* **Task requirements**:
Copy out the lines that have "renewables" in them.

Structured figure records:
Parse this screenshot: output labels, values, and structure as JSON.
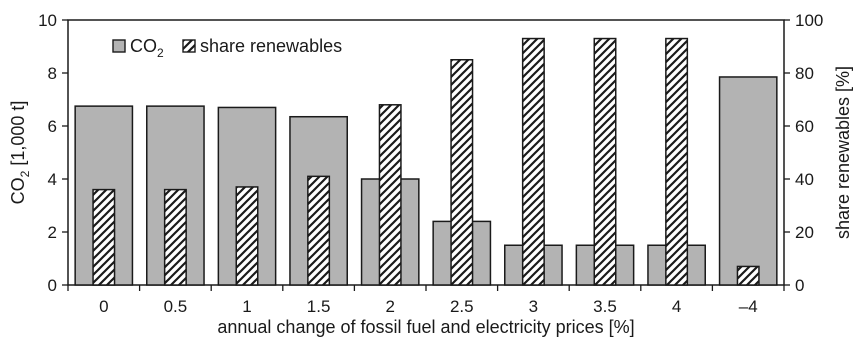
{
  "chart_data": {
    "type": "bar",
    "categories": [
      "0",
      "0.5",
      "1",
      "1.5",
      "2",
      "2.5",
      "3",
      "3.5",
      "4",
      "–4"
    ],
    "xlabel": "annual change of fossil fuel and electricity prices [%]",
    "ylabel_left": {
      "base": "CO",
      "sub": "2",
      "rest": " [1,000 t]"
    },
    "ylabel_right": "share renewables [%]",
    "ylim_left": [
      0,
      10
    ],
    "yticks_left": [
      0,
      2,
      4,
      6,
      8,
      10
    ],
    "ylim_right": [
      0,
      100
    ],
    "yticks_right": [
      0,
      20,
      40,
      60,
      80,
      100
    ],
    "grid": false,
    "legend_position": "top-left",
    "series": [
      {
        "name": "CO2",
        "legend": {
          "base": "CO",
          "sub": "2"
        },
        "axis": "left",
        "fill": "solid",
        "color": "#b3b3b3",
        "values": [
          6.75,
          6.75,
          6.7,
          6.35,
          4.0,
          2.4,
          1.5,
          1.5,
          1.5,
          7.85
        ]
      },
      {
        "name": "share renewables",
        "legend": {
          "base": "share renewables"
        },
        "axis": "right",
        "fill": "hatched",
        "color": "#1a1a1a",
        "values": [
          36,
          36,
          37,
          41,
          68,
          85,
          93,
          93,
          93,
          7
        ]
      }
    ]
  }
}
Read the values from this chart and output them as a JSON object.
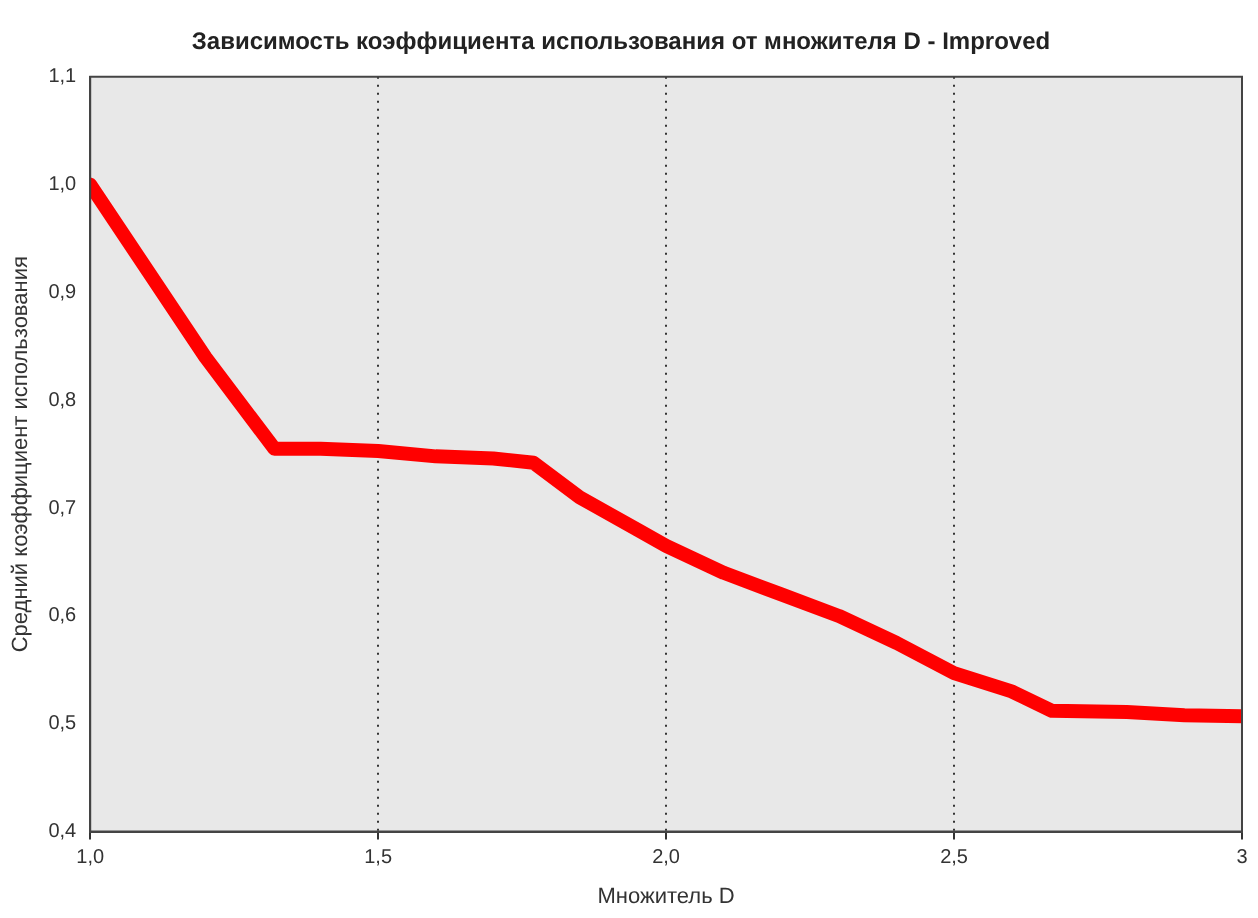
{
  "chart_data": {
    "type": "line",
    "title": "Зависимость коэффициента использования от множителя D - Improved",
    "xlabel": "Множитель D",
    "ylabel": "Средний коэффициент использования",
    "x": [
      1.0,
      1.1,
      1.2,
      1.32,
      1.4,
      1.5,
      1.6,
      1.7,
      1.77,
      1.85,
      1.95,
      2.0,
      2.1,
      2.2,
      2.3,
      2.4,
      2.5,
      2.6,
      2.67,
      2.8,
      2.9,
      3.0
    ],
    "series": [
      {
        "color": "#ff0000",
        "values": [
          1.0,
          0.92,
          0.84,
          0.755,
          0.755,
          0.753,
          0.748,
          0.746,
          0.742,
          0.71,
          0.68,
          0.665,
          0.64,
          0.62,
          0.6,
          0.575,
          0.547,
          0.53,
          0.512,
          0.511,
          0.508,
          0.507
        ]
      }
    ],
    "xlim": [
      1.0,
      3.0
    ],
    "ylim": [
      0.4,
      1.1
    ],
    "xticks": [
      {
        "value": 1.0,
        "label": "1,0"
      },
      {
        "value": 1.5,
        "label": "1,5"
      },
      {
        "value": 2.0,
        "label": "2,0"
      },
      {
        "value": 2.5,
        "label": "2,5"
      },
      {
        "value": 3.0,
        "label": "3"
      }
    ],
    "yticks": [
      {
        "value": 0.4,
        "label": "0,4"
      },
      {
        "value": 0.5,
        "label": "0,5"
      },
      {
        "value": 0.6,
        "label": "0,6"
      },
      {
        "value": 0.7,
        "label": "0,7"
      },
      {
        "value": 0.8,
        "label": "0,8"
      },
      {
        "value": 0.9,
        "label": "0,9"
      },
      {
        "value": 1.0,
        "label": "1,0"
      },
      {
        "value": 1.1,
        "label": "1,1"
      }
    ],
    "grid": "x",
    "legend": false,
    "marker": "none",
    "line_style": "solid"
  }
}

* **In response**:
    "ylabel_right": "share renewables [%]",
        "name": "share renewables",
          "base": "share renewables"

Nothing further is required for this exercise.